Rome : Le pape François souhaite une «mondialisation de la charité et de la coopération»

Message pour la journée mondiale des migrants

Rome, 23 septembre 2014 (Apic) Face à la mondialisation du phénomène migratoire, le pape François appelle à une «mondialisation de la charité et de la coopération», dans un message rendu public le 23 septembre 2014 en vue de la prochaine Journée mondiale des migrants et des réfugiés le 18 janvier 2015.

A une époque où les mouvements migratoires ne cessent de s’amplifier, soutient le pape, ils suscitent trop souvent méfiances et hostilités jusque dans l’Eglise, et nécessitent «une action plus incisive et efficace» au niveau international.

«A la mondialisation du phénomène migratoire, il faut répondre par la mondialisation de la charité et de la coopération, de manière à humaniser les conditions des migrants», écrit le pape François dans ce nouveau message. Mais dans le même temps, précise-t-il, «il faut intensifier les efforts pour créer les conditions aptes à garantir une diminution progressive des causes qui poussent des peuples entiers à laisser leur terre natale, en raison de guerre et de famine, l’une provoquant souvent l’autre».

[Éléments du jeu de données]

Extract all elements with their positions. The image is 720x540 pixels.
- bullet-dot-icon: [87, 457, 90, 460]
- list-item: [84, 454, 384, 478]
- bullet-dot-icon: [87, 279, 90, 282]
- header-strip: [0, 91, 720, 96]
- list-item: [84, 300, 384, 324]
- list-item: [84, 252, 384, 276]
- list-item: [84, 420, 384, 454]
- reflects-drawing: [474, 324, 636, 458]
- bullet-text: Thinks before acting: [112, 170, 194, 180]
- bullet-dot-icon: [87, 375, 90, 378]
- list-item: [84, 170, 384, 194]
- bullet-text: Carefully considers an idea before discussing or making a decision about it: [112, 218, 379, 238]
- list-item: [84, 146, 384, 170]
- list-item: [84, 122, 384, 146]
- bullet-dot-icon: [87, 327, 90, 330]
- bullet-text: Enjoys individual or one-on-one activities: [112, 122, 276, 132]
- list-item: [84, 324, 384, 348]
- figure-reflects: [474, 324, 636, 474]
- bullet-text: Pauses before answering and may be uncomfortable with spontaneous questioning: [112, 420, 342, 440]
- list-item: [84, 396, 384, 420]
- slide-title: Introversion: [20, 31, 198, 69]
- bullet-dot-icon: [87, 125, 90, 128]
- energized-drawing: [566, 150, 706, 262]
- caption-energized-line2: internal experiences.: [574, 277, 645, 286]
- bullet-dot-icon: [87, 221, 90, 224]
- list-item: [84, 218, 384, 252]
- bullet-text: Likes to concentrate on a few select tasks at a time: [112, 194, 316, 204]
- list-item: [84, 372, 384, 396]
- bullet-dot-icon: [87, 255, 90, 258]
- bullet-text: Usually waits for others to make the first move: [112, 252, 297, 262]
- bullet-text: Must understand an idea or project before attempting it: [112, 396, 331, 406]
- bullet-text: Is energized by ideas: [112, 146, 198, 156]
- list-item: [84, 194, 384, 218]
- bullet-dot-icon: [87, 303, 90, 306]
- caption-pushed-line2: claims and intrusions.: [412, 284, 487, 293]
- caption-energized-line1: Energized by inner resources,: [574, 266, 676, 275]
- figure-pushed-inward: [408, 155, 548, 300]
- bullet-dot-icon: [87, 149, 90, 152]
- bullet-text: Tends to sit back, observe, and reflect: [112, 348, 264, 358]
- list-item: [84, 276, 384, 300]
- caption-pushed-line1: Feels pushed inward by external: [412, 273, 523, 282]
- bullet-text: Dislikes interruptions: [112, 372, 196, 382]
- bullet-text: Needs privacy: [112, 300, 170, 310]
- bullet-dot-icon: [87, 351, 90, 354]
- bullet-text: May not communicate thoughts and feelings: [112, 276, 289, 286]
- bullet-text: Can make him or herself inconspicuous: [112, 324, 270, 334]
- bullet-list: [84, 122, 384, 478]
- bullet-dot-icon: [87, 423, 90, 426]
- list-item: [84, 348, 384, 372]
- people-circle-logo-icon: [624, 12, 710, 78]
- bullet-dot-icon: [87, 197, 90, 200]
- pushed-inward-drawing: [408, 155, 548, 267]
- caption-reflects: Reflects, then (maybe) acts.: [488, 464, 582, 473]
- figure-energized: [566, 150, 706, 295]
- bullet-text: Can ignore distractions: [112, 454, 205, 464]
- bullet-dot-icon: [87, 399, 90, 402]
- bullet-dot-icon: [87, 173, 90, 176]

=== Travail demandé 1 ===
Répondez à ces questions sur l'article consacré au message du pape François pour les migrants :
(a) À quelle date aura lieu la prochaine Journée mondiale des migrants et des réfugiés ?
(b) Que suscitent trop souvent les mouvements migratoires, selon le pape ?
(c) Quelles causes poussent des peuples entiers à quitter leur terre natale ?
=== Travail demandé 2 ===
Prolongez l'article sur le message du pape François pour les migrants, en reprenant après sa dernière phrase.

=== Zone de réponse 1 ===
(a) Le 18 janvier 2015.
(b) Des méfiances et des hostilités, jusque dans l'Église.
(c) La guerre et la famine, l'une provoquant souvent l'autre.

=== Zone de réponse 2 ===
Non à la méfiance et au rejet

Face à une culture de la méfiance ou du rejet, le pontife rappelle le devoir de charité du chrétien, auquel invite le Christ dans l’Evangile : «J’ai eu faim et vous m’avez donné à manger, j’ai eu soif et vous m’avez donné à boire, j’étais un étranger et vous m’avez accueilli, nu et vous m’avez vêtu, malade et vous m’avez visité, prisonnier et vous êtes venu me voir (Mt 25, 35-36)». «Jésus-Christ est toujours en attente d’être reconnu dans les migrants et les réfugiés», souligne le pape. Pourtant, à une époque où les mouvements migratoires ne cessent de s’amplifier, trop souvent, ils «suscitent méfiances et hostilités, même dans les communautés ecclésiales», sans que soient pris en compte les parcours de vie, de persécution ou de misère des personnes impliquées.

Le devoir de charité doit encore s’accompagner d’une véritable coopération, au sein de l’Eglise, mais aussi dans l’agenda international, estime le pape. «Les mouvements migratoires ont pris de telles dimensions, écrit-il, que seule une collaboration systématique et effective, impliquant les Etats et les organisations internationales, peut être en mesure de les réguler efficacement et de les gérer». Et le pape François d’inciter à une action plus incisive et efficace, à l’aide d’un réseau universel de collaboration, afin de mieux lutter contre le trafic honteux et criminel d’être humains, contre la violation des droits fondamentaux, contre toutes les formes de violence, d’oppression et d’esclavage.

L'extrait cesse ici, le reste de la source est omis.